══ The data

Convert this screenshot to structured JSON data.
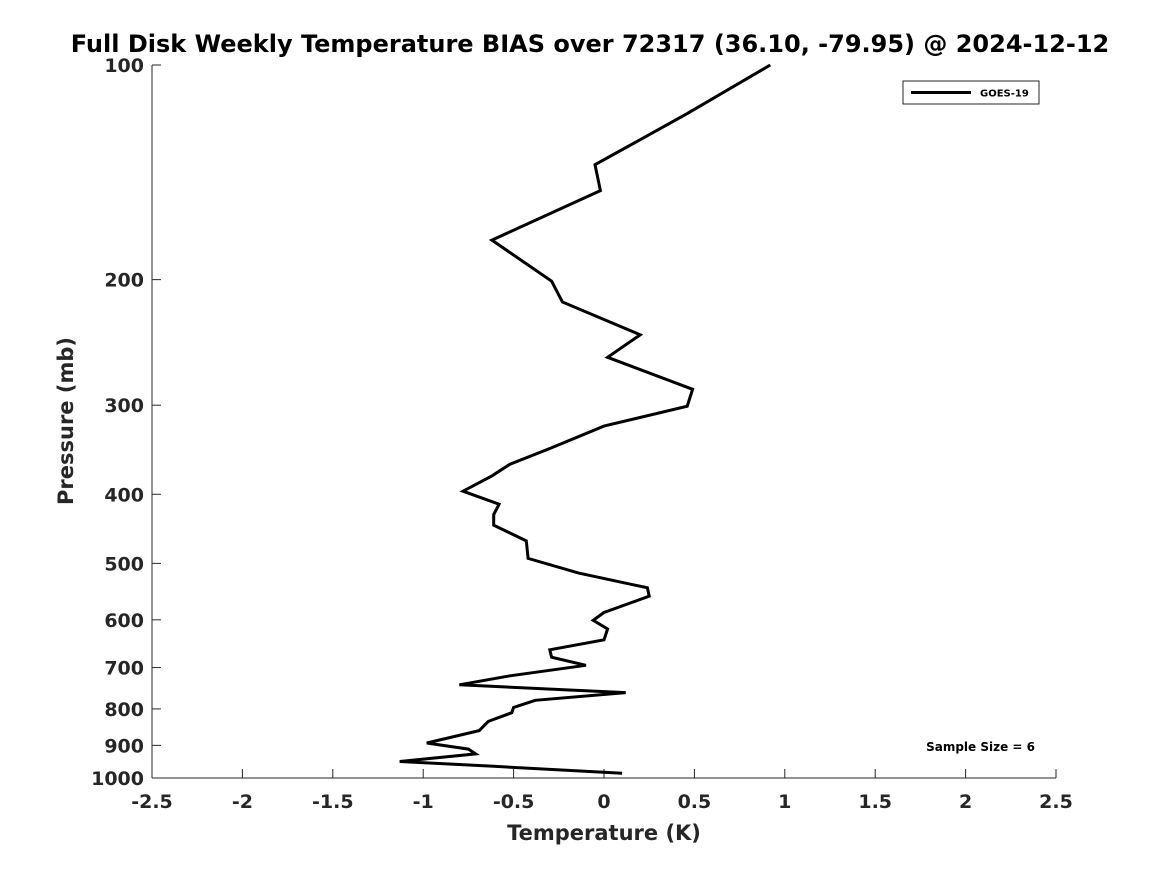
{
  "chart_data": {
    "type": "line",
    "title": "Full Disk Weekly Temperature BIAS over 72317 (36.10, -79.95) @ 2024-12-12",
    "xlabel": "Temperature (K)",
    "ylabel": "Pressure (mb)",
    "xlim": [
      -2.5,
      2.5
    ],
    "ylim": [
      1000,
      100
    ],
    "yscale": "log",
    "y_reversed": true,
    "x_ticks": [
      -2.5,
      -2,
      -1.5,
      -1,
      -0.5,
      0,
      0.5,
      1,
      1.5,
      2,
      2.5
    ],
    "x_tick_labels": [
      "-2.5",
      "-2",
      "-1.5",
      "-1",
      "-0.5",
      "0",
      "0.5",
      "1",
      "1.5",
      "2",
      "2.5"
    ],
    "y_ticks": [
      100,
      200,
      300,
      400,
      500,
      600,
      700,
      800,
      900,
      1000
    ],
    "y_tick_labels": [
      "100",
      "200",
      "300",
      "400",
      "500",
      "600",
      "700",
      "800",
      "900",
      "1000"
    ],
    "grid": false,
    "legend_position": "top-right",
    "annotation": "Sample Size = 6",
    "series": [
      {
        "name": "GOES-19",
        "color": "#000000",
        "points": [
          [
            0.92,
            100
          ],
          [
            0.46,
            117
          ],
          [
            -0.05,
            138
          ],
          [
            -0.02,
            150
          ],
          [
            -0.62,
            176
          ],
          [
            -0.29,
            201
          ],
          [
            -0.23,
            215
          ],
          [
            0.2,
            239
          ],
          [
            0.02,
            257
          ],
          [
            0.49,
            285
          ],
          [
            0.46,
            301
          ],
          [
            0.0,
            321
          ],
          [
            -0.3,
            345
          ],
          [
            -0.52,
            363
          ],
          [
            -0.62,
            377
          ],
          [
            -0.78,
            396
          ],
          [
            -0.58,
            413
          ],
          [
            -0.61,
            427
          ],
          [
            -0.61,
            442
          ],
          [
            -0.43,
            465
          ],
          [
            -0.42,
            492
          ],
          [
            -0.14,
            516
          ],
          [
            0.24,
            541
          ],
          [
            0.25,
            556
          ],
          [
            0.0,
            586
          ],
          [
            -0.06,
            601
          ],
          [
            0.02,
            618
          ],
          [
            0.0,
            640
          ],
          [
            -0.3,
            661
          ],
          [
            -0.29,
            677
          ],
          [
            -0.1,
            695
          ],
          [
            -0.52,
            719
          ],
          [
            -0.8,
            740
          ],
          [
            0.12,
            759
          ],
          [
            -0.38,
            778
          ],
          [
            -0.5,
            796
          ],
          [
            -0.51,
            810
          ],
          [
            -0.64,
            833
          ],
          [
            -0.69,
            858
          ],
          [
            -0.98,
            893
          ],
          [
            -0.75,
            911
          ],
          [
            -0.71,
            925
          ],
          [
            -1.13,
            948
          ],
          [
            -0.61,
            963
          ],
          [
            0.1,
            985
          ]
        ]
      }
    ]
  }
}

════

[Aim of the task] Any pictures should be dropped; transcribe the rest of the records above exactly.

[Solution to this problem]
Convert this screenshot to structured JSON data.
{
  "chart_data": {
    "type": "line",
    "title": "Full Disk Weekly Temperature BIAS over 72317 (36.10, -79.95) @ 2024-12-12",
    "xlabel": "Temperature (K)",
    "ylabel": "Pressure (mb)",
    "xlim": [
      -2.5,
      2.5
    ],
    "ylim": [
      1000,
      100
    ],
    "yscale": "log",
    "y_reversed": true,
    "x_ticks": [
      -2.5,
      -2,
      -1.5,
      -1,
      -0.5,
      0,
      0.5,
      1,
      1.5,
      2,
      2.5
    ],
    "x_tick_labels": [
      "-2.5",
      "-2",
      "-1.5",
      "-1",
      "-0.5",
      "0",
      "0.5",
      "1",
      "1.5",
      "2",
      "2.5"
    ],
    "y_ticks": [
      100,
      200,
      300,
      400,
      500,
      600,
      700,
      800,
      900,
      1000
    ],
    "y_tick_labels": [
      "100",
      "200",
      "300",
      "400",
      "500",
      "600",
      "700",
      "800",
      "900",
      "1000"
    ],
    "grid": false,
    "legend_position": "top-right",
    "annotation": "Sample Size = 6",
    "series": [
      {
        "name": "GOES-19",
        "color": "#000000",
        "points": [
          [
            0.92,
            100
          ],
          [
            0.46,
            117
          ],
          [
            -0.05,
            138
          ],
          [
            -0.02,
            150
          ],
          [
            -0.62,
            176
          ],
          [
            -0.29,
            201
          ],
          [
            -0.23,
            215
          ],
          [
            0.2,
            239
          ],
          [
            0.02,
            257
          ],
          [
            0.49,
            285
          ],
          [
            0.46,
            301
          ],
          [
            0.0,
            321
          ],
          [
            -0.3,
            345
          ],
          [
            -0.52,
            363
          ],
          [
            -0.62,
            377
          ],
          [
            -0.78,
            396
          ],
          [
            -0.58,
            413
          ],
          [
            -0.61,
            427
          ],
          [
            -0.61,
            442
          ],
          [
            -0.43,
            465
          ],
          [
            -0.42,
            492
          ],
          [
            -0.14,
            516
          ],
          [
            0.24,
            541
          ],
          [
            0.25,
            556
          ],
          [
            0.0,
            586
          ],
          [
            -0.06,
            601
          ],
          [
            0.02,
            618
          ],
          [
            0.0,
            640
          ],
          [
            -0.3,
            661
          ],
          [
            -0.29,
            677
          ],
          [
            -0.1,
            695
          ],
          [
            -0.52,
            719
          ],
          [
            -0.8,
            740
          ],
          [
            0.12,
            759
          ],
          [
            -0.38,
            778
          ],
          [
            -0.5,
            796
          ],
          [
            -0.51,
            810
          ],
          [
            -0.64,
            833
          ],
          [
            -0.69,
            858
          ],
          [
            -0.98,
            893
          ],
          [
            -0.75,
            911
          ],
          [
            -0.71,
            925
          ],
          [
            -1.13,
            948
          ],
          [
            -0.61,
            963
          ],
          [
            0.1,
            985
          ]
        ]
      }
    ]
  }
}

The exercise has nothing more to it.